**Task description**
Copy each line exactly. Leave nothing out.

**Extracted records**
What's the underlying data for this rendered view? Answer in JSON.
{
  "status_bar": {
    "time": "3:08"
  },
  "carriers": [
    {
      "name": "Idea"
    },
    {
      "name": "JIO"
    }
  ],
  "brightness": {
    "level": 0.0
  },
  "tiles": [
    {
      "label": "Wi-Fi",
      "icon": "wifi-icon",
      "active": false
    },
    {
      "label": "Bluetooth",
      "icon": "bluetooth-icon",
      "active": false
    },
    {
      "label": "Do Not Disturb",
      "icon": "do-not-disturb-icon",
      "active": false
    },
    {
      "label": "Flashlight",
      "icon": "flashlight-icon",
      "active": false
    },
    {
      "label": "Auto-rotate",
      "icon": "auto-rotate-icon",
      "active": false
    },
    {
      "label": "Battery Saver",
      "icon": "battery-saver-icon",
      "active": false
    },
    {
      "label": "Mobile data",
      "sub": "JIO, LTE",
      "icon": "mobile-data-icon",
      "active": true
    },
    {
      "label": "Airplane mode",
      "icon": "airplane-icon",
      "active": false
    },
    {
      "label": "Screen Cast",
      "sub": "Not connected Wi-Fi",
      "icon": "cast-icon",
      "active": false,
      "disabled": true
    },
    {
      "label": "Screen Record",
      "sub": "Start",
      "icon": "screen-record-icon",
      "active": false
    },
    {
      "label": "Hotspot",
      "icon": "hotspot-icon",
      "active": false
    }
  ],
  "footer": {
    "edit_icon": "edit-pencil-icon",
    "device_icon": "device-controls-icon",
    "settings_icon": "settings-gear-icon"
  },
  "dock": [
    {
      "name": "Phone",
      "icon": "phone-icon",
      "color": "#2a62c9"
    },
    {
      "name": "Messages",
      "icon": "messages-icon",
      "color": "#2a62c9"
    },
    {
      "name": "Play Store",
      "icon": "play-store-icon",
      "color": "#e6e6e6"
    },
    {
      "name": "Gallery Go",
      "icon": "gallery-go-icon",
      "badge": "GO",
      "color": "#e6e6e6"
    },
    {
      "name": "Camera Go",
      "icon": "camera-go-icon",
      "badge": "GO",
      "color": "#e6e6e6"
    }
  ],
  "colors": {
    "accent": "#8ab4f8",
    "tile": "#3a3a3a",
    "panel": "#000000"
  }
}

**Output of the task**
What's the underlying data for this rendered view? Answer in JSON.
{
  "status_bar": {
    "time": "3:08"
  },
  "carriers": [
    {
      "name": "Idea"
    },
    {
      "name": "JIO"
    }
  ],
  "brightness": {
    "level": 0.0
  },
  "tiles": [
    {
      "label": "Wi-Fi",
      "icon": "wifi-icon",
      "active": false
    },
    {
      "label": "Bluetooth",
      "icon": "bluetooth-icon",
      "active": false
    },
    {
      "label": "Do Not Disturb",
      "icon": "do-not-disturb-icon",
      "active": false
    },
    {
      "label": "Flashlight",
      "icon": "flashlight-icon",
      "active": false
    },
    {
      "label": "Auto-rotate",
      "icon": "auto-rotate-icon",
      "active": false
    },
    {
      "label": "Battery Saver",
      "icon": "battery-saver-icon",
      "active": false
    },
    {
      "label": "Mobile data",
      "sub": "JIO, LTE",
      "icon": "mobile-data-icon",
      "active": true
    },
    {
      "label": "Airplane mode",
      "icon": "airplane-icon",
      "active": false
    },
    {
      "label": "Screen Cast",
      "sub": "Not connected Wi-Fi",
      "icon": "cast-icon",
      "active": false,
      "disabled": true
    },
    {
      "label": "Screen Record",
      "sub": "Start",
      "icon": "screen-record-icon",
      "active": false
    },
    {
      "label": "Hotspot",
      "icon": "hotspot-icon",
      "active": false
    }
  ],
  "footer": {
    "edit_icon": "edit-pencil-icon",
    "device_icon": "device-controls-icon",
    "settings_icon": "settings-gear-icon"
  },
  "dock": [
    {
      "name": "Phone",
      "icon": "phone-icon",
      "color": "#2a62c9"
    },
    {
      "name": "Messages",
      "icon": "messages-icon",
      "color": "#2a62c9"
    },
    {
      "name": "Play Store",
      "icon": "play-store-icon",
      "color": "#e6e6e6"
    },
    {
      "name": "Gallery Go",
      "icon": "gallery-go-icon",
      "badge": "GO",
      "color": "#e6e6e6"
    },
    {
      "name": "Camera Go",
      "icon": "camera-go-icon",
      "badge": "GO",
      "color": "#e6e6e6"
    }
  ],
  "colors": {
    "accent": "#8ab4f8",
    "tile": "#3a3a3a",
    "panel": "#000000"
  }
}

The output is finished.